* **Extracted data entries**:
┌──

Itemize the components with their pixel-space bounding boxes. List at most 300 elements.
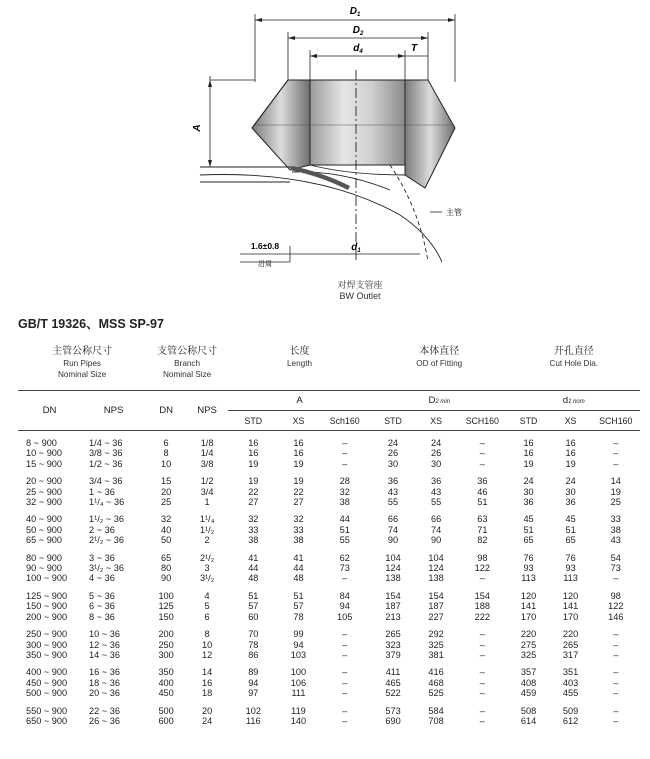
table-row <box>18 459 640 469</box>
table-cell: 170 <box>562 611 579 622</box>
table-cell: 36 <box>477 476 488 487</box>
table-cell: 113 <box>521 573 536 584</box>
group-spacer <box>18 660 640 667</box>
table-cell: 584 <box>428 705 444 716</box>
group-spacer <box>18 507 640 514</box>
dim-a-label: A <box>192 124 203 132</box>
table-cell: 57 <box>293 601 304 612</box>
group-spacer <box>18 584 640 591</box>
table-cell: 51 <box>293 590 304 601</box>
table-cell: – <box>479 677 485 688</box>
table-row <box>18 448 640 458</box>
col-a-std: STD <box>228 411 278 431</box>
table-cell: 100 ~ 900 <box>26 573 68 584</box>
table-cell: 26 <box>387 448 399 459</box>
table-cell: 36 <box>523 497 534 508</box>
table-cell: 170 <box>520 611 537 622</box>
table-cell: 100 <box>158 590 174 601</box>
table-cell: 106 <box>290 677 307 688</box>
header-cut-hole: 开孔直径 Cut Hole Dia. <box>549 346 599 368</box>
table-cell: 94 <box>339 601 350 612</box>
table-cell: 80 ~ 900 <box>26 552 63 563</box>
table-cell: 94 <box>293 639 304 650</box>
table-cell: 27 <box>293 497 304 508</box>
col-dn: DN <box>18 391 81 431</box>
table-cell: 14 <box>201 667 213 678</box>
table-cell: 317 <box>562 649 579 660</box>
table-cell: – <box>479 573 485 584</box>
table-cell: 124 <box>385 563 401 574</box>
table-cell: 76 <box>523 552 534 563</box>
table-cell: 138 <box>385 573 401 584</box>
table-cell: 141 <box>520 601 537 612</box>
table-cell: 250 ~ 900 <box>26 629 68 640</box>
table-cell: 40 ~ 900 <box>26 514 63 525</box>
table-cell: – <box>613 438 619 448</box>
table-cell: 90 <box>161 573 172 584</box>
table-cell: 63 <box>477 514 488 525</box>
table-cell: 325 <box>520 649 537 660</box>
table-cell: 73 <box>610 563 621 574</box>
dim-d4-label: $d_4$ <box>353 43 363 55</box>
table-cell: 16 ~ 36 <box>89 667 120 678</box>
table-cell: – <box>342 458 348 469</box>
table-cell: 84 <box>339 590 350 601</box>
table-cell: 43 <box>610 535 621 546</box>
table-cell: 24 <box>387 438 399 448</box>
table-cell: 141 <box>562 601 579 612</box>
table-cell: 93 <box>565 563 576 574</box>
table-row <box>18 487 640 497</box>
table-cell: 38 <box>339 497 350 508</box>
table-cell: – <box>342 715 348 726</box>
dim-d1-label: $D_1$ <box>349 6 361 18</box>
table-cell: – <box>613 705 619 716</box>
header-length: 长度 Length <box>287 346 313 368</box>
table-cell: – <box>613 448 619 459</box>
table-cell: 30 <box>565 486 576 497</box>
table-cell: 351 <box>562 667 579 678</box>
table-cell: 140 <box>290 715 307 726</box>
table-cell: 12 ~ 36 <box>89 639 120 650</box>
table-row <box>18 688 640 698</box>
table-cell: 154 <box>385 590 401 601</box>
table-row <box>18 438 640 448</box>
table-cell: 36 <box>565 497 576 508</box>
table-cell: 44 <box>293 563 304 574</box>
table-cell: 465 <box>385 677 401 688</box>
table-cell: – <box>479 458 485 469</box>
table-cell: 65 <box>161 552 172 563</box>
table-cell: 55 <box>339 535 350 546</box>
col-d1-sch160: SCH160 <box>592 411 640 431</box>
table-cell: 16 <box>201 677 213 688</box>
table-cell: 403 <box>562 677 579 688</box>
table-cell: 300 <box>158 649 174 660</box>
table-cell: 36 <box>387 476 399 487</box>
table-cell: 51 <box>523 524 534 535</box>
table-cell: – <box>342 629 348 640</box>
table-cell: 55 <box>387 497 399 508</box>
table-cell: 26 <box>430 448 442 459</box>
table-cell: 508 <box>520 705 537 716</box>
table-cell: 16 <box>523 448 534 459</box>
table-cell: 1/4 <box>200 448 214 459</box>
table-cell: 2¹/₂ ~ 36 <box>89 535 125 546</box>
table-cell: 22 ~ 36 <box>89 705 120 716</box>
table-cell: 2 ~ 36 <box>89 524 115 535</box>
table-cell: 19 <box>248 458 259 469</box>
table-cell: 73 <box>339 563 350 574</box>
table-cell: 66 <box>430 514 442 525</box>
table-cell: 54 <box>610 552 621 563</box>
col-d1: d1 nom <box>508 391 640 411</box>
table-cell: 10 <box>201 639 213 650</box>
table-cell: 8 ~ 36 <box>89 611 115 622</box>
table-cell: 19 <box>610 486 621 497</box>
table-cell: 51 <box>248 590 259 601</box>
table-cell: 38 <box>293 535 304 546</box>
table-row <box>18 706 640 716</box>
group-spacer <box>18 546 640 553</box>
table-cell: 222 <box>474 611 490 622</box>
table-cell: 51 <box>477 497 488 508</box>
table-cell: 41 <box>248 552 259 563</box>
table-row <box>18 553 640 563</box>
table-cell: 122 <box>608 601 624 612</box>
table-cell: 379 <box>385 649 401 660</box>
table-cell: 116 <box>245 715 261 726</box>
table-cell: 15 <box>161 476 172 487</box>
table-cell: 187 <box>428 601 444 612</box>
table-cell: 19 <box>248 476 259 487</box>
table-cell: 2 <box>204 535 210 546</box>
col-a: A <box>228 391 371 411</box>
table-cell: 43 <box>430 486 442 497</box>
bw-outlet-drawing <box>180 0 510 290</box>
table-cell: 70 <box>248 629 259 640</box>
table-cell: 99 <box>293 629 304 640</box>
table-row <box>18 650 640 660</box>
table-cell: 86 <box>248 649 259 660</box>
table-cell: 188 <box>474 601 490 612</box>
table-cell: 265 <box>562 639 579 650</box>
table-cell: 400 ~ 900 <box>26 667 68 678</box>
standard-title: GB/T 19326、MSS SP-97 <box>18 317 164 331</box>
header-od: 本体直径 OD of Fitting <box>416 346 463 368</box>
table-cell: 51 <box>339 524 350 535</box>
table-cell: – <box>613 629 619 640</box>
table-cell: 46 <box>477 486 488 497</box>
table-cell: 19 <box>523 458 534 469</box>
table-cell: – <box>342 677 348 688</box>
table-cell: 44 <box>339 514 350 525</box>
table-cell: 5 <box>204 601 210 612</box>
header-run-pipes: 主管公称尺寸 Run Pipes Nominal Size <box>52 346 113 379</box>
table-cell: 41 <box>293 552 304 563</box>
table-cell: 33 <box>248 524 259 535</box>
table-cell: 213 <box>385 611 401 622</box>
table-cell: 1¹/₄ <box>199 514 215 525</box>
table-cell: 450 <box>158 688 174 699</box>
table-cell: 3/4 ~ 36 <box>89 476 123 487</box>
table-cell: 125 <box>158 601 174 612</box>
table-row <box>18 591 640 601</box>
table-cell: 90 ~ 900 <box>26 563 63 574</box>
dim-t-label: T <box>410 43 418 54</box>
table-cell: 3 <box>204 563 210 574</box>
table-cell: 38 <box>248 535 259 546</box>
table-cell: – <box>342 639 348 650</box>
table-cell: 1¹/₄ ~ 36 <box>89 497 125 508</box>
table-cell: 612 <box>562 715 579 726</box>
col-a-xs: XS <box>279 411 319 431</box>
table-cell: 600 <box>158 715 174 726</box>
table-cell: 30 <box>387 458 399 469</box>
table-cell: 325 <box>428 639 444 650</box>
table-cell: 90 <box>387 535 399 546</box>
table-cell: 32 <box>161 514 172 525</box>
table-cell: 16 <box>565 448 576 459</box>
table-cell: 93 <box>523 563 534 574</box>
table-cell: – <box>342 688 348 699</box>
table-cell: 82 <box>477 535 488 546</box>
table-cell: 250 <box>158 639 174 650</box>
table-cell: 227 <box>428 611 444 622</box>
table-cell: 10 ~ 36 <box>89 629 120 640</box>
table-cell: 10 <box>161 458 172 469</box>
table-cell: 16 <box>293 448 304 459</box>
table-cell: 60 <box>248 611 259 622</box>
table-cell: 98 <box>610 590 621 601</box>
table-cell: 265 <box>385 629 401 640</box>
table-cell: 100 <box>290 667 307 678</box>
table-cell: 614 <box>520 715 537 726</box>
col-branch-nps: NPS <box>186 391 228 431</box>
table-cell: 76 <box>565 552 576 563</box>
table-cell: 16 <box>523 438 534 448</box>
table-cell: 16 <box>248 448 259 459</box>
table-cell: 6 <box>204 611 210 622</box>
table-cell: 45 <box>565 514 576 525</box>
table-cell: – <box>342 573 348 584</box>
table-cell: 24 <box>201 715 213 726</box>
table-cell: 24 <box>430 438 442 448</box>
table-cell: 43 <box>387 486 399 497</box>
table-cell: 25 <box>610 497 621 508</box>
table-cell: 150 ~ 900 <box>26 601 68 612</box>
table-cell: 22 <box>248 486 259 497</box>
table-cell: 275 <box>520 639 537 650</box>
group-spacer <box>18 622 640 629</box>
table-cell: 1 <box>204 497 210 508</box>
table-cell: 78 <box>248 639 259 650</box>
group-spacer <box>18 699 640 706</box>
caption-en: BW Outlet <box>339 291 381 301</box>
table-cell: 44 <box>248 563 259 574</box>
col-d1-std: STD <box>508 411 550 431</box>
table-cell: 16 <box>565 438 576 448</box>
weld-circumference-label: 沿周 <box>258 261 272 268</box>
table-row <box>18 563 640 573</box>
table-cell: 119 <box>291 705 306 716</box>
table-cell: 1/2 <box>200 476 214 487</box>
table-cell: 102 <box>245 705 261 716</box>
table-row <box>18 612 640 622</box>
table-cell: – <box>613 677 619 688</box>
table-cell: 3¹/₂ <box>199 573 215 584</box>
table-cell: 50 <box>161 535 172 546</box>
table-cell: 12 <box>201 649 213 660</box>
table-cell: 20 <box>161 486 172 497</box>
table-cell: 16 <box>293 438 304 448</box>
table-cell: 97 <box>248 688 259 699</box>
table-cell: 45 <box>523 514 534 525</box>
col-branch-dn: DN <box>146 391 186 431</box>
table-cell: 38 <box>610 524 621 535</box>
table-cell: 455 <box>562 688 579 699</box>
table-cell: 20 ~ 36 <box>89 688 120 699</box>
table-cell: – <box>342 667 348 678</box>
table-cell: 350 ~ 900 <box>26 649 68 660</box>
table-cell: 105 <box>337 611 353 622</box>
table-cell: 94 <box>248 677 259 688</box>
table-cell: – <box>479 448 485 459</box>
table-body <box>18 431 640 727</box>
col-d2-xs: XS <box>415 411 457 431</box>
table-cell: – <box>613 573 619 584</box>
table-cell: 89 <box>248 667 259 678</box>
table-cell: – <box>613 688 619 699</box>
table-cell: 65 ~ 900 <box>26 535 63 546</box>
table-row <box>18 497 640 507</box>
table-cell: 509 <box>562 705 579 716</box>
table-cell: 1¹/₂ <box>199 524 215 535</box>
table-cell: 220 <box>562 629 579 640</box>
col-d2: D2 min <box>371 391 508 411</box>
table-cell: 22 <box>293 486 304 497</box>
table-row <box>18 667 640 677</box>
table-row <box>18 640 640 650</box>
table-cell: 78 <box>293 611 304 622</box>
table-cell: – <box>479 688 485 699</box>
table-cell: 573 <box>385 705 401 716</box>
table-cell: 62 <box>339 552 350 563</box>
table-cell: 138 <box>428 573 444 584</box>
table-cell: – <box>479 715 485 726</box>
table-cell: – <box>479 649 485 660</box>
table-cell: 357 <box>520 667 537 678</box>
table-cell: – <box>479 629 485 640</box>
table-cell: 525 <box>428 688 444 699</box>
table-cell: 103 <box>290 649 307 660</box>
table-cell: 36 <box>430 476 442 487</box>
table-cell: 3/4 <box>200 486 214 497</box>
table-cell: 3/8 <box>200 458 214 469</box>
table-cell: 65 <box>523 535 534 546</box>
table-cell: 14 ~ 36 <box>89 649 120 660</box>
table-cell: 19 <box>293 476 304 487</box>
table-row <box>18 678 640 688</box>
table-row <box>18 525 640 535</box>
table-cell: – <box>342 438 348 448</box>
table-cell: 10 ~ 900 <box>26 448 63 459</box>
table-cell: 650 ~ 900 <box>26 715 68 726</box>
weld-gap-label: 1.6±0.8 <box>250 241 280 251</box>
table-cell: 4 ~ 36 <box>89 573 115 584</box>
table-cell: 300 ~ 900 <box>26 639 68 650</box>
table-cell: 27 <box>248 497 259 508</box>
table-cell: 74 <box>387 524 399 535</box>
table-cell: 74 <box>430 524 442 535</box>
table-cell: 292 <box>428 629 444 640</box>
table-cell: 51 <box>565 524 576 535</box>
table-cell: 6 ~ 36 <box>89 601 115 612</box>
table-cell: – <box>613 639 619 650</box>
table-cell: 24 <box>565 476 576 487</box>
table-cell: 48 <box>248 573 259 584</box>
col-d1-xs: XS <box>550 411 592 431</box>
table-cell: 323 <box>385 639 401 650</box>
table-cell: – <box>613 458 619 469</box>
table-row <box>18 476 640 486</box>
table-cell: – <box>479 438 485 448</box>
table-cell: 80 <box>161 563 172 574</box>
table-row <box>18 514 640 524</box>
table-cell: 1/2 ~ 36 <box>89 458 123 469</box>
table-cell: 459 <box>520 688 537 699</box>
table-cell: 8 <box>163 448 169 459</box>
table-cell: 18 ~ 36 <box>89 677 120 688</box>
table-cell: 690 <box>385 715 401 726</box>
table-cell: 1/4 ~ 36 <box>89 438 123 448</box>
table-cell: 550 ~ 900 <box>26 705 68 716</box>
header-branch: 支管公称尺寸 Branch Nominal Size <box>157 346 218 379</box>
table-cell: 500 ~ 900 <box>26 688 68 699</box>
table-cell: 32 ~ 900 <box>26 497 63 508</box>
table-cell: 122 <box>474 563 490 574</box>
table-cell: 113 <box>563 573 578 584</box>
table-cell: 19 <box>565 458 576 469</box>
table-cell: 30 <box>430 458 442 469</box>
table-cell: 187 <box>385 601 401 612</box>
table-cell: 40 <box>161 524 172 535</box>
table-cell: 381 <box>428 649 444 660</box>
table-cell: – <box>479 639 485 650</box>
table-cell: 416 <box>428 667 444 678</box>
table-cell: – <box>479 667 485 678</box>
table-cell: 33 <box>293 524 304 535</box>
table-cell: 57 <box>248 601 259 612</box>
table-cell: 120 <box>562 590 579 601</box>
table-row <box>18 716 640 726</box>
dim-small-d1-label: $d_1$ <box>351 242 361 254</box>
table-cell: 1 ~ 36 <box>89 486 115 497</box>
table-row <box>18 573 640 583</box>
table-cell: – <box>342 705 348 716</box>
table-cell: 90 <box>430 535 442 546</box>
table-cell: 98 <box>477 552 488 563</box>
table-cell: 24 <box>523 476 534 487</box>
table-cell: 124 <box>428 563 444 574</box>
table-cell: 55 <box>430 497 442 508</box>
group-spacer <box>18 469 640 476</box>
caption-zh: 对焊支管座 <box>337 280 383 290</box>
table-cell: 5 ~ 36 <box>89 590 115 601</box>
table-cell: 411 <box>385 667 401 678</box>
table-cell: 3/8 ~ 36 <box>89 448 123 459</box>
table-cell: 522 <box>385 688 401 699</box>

└──
┌──

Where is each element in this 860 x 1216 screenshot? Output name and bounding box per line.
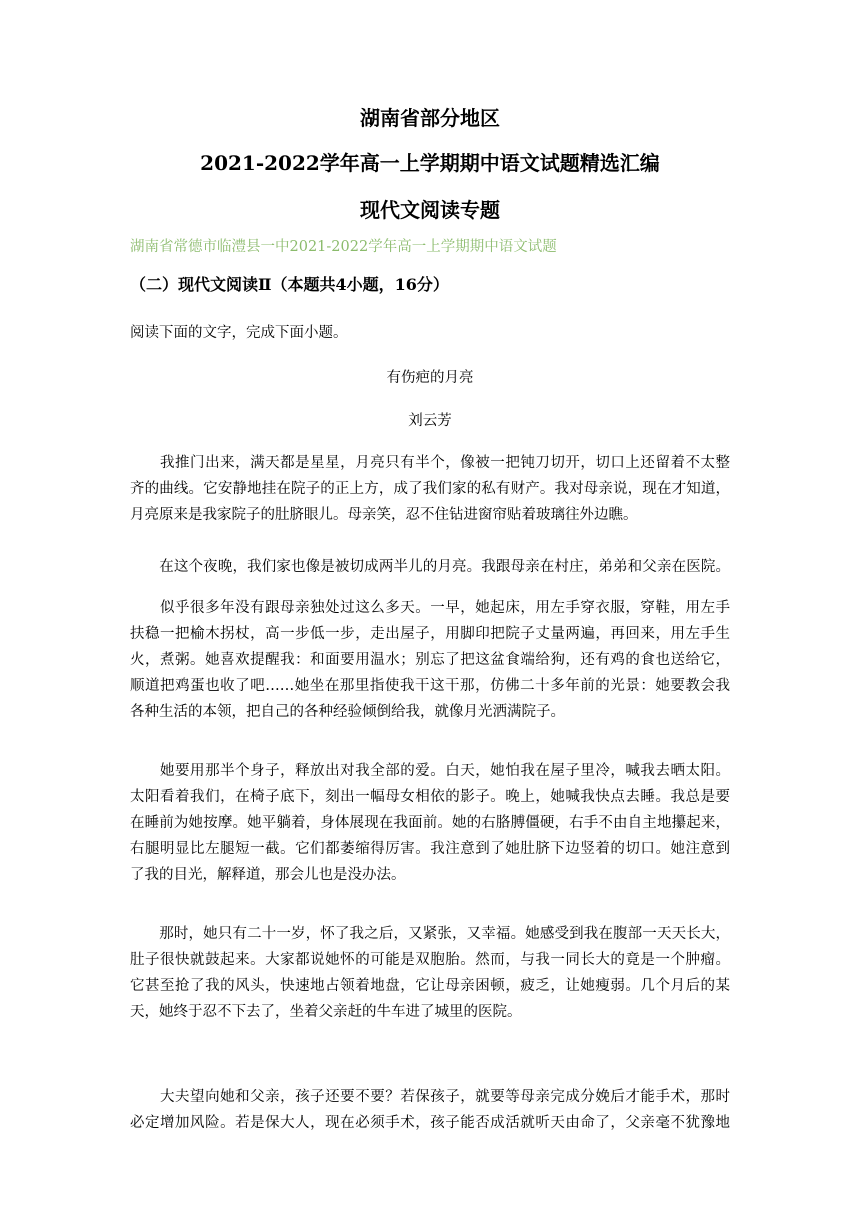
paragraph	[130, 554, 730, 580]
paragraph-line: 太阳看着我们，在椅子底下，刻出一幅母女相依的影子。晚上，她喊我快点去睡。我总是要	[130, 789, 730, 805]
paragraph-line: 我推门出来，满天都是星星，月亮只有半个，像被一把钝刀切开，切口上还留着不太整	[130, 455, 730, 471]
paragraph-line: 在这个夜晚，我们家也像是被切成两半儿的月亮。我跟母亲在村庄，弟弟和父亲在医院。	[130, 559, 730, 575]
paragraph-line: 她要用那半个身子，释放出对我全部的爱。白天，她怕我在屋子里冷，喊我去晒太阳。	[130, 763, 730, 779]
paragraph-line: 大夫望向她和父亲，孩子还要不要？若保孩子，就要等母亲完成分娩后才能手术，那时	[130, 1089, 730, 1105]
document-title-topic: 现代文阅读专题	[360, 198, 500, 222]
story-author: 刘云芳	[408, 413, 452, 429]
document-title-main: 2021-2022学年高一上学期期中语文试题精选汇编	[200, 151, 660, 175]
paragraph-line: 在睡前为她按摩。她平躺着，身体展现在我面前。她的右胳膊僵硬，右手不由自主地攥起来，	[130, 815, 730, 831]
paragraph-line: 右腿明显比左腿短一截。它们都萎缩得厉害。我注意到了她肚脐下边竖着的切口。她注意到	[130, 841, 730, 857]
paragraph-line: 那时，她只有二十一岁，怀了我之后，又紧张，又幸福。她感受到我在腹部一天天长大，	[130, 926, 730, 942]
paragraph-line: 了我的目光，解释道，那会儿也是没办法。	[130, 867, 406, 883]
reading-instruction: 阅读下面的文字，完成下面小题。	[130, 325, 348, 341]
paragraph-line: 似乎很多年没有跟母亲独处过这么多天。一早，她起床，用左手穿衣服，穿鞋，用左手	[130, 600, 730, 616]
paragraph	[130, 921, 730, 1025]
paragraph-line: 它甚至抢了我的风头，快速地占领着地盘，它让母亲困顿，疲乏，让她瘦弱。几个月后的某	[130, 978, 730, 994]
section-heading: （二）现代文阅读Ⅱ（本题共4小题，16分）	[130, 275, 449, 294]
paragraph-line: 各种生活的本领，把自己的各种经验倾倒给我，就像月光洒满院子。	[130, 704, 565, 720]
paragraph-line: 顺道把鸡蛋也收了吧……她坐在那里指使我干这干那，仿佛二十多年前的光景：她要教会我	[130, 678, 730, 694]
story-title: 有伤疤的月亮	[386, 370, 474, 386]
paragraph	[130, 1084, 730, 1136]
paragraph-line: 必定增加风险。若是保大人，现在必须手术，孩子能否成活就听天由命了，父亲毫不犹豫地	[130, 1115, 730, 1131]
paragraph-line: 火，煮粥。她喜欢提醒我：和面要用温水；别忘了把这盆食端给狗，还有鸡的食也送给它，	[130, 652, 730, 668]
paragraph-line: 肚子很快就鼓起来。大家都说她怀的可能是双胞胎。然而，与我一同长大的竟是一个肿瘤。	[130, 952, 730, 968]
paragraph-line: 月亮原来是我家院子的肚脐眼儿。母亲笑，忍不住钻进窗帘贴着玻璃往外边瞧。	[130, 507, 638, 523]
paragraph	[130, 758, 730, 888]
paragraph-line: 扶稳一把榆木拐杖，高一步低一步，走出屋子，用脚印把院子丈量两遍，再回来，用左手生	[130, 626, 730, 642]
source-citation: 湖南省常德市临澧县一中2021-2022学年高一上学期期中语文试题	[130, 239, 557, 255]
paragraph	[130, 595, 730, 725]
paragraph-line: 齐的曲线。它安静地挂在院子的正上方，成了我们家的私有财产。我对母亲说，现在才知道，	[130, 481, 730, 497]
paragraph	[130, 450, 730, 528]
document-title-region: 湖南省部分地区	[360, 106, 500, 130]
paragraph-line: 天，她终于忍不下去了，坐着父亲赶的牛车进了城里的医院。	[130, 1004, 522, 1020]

└──

* **WHAT IS NEEDED**: Copy without changes the lines of data that begin with the line containing "554, 730, 580]" and end with the line containing "559, 730, 575]", including both of those lines.

* **SOLUTION**:
paragraph	[130, 554, 730, 580]
paragraph-line: 太阳看着我们，在椅子底下，刻出一幅母女相依的影子。晚上，她喊我快点去睡。我总是要	[130, 789, 730, 805]
paragraph-line: 我推门出来，满天都是星星，月亮只有半个，像被一把钝刀切开，切口上还留着不太整	[130, 455, 730, 471]
paragraph-line: 在这个夜晚，我们家也像是被切成两半儿的月亮。我跟母亲在村庄，弟弟和父亲在医院。	[130, 559, 730, 575]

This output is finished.